** start of Data extract **

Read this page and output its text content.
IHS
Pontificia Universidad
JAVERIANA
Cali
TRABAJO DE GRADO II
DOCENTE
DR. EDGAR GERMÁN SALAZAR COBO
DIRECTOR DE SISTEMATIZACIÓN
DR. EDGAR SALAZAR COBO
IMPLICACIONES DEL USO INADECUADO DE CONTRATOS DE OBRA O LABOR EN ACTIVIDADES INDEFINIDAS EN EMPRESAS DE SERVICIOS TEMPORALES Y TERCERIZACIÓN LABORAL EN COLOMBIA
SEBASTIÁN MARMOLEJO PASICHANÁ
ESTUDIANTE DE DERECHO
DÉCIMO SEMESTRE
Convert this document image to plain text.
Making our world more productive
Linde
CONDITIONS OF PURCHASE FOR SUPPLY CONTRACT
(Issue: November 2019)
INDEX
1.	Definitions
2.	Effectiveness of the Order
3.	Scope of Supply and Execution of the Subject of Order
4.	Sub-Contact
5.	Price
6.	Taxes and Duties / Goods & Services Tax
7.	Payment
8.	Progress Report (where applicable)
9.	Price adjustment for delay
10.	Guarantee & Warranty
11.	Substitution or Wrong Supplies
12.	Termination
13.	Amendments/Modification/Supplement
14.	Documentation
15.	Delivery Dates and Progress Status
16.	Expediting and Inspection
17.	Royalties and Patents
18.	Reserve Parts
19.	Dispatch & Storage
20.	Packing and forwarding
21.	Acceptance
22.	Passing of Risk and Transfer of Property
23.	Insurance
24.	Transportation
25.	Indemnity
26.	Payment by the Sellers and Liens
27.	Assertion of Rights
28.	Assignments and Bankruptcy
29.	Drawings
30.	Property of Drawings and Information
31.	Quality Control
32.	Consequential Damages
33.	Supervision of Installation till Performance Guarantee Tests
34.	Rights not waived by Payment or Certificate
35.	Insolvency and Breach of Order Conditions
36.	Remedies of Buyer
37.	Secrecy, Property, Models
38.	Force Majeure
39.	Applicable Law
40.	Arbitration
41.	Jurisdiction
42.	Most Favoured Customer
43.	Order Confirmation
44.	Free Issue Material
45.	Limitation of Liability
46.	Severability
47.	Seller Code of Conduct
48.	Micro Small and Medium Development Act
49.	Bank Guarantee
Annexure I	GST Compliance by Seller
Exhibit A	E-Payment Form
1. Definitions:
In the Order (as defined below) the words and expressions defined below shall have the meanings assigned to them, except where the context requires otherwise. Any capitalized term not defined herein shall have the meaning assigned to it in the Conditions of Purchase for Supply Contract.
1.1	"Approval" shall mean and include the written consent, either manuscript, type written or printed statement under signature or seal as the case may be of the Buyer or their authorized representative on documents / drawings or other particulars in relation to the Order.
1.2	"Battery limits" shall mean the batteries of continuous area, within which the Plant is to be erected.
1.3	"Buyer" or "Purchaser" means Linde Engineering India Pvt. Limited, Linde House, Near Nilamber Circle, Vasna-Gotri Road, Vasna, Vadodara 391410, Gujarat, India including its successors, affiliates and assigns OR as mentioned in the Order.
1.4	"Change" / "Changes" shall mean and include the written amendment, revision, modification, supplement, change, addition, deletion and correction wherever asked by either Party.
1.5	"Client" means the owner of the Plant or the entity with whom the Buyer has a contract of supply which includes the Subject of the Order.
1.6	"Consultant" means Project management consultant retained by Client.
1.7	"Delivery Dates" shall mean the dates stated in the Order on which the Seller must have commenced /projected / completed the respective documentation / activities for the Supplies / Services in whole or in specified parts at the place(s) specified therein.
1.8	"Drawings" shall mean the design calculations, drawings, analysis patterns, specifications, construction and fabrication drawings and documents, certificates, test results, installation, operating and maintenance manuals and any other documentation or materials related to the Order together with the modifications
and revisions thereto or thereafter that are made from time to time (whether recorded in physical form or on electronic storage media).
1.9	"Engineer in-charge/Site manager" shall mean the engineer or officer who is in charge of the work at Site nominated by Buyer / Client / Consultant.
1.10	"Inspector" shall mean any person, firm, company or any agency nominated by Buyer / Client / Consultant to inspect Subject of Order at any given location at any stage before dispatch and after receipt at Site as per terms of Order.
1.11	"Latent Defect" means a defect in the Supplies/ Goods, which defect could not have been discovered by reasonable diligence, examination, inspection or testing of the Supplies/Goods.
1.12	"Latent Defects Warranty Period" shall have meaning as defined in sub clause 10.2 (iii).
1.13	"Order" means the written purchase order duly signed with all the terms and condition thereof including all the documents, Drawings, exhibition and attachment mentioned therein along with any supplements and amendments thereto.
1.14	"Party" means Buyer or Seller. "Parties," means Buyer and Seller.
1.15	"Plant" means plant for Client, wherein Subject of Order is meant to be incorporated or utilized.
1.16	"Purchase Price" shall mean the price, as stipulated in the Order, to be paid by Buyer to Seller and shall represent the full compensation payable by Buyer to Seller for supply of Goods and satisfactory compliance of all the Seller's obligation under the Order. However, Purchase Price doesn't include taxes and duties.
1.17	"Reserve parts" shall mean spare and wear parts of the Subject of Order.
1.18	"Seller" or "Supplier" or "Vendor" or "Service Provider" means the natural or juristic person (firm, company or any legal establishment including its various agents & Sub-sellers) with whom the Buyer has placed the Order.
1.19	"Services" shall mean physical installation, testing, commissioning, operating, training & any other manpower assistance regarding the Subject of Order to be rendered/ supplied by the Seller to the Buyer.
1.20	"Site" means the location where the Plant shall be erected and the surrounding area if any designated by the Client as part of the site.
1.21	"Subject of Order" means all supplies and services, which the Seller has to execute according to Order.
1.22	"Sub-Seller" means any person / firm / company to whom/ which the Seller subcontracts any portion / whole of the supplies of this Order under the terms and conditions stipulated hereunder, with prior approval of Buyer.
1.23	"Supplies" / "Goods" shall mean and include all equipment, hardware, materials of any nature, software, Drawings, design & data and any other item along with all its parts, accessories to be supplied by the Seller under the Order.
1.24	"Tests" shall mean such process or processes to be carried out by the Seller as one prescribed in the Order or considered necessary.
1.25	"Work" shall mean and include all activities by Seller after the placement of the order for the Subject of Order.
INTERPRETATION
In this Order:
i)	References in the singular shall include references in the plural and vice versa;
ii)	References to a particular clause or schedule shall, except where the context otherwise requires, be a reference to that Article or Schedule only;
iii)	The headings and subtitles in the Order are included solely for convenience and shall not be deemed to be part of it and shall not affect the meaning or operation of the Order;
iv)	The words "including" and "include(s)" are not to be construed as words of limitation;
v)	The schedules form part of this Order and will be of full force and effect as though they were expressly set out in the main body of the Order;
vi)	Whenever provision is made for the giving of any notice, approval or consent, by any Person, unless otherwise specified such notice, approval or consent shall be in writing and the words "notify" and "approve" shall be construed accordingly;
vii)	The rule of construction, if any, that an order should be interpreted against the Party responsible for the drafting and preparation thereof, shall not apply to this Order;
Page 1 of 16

** end of Data extract **

Copy all lines above containing the string "clause".

1.12	"Latent Defects Warranty Period" shall have meaning as defined in sub clause 10.2 (iii).
ii)	References to a particular clause or schedule shall, except where the context otherwise requires, be a reference to that Article or Schedule only;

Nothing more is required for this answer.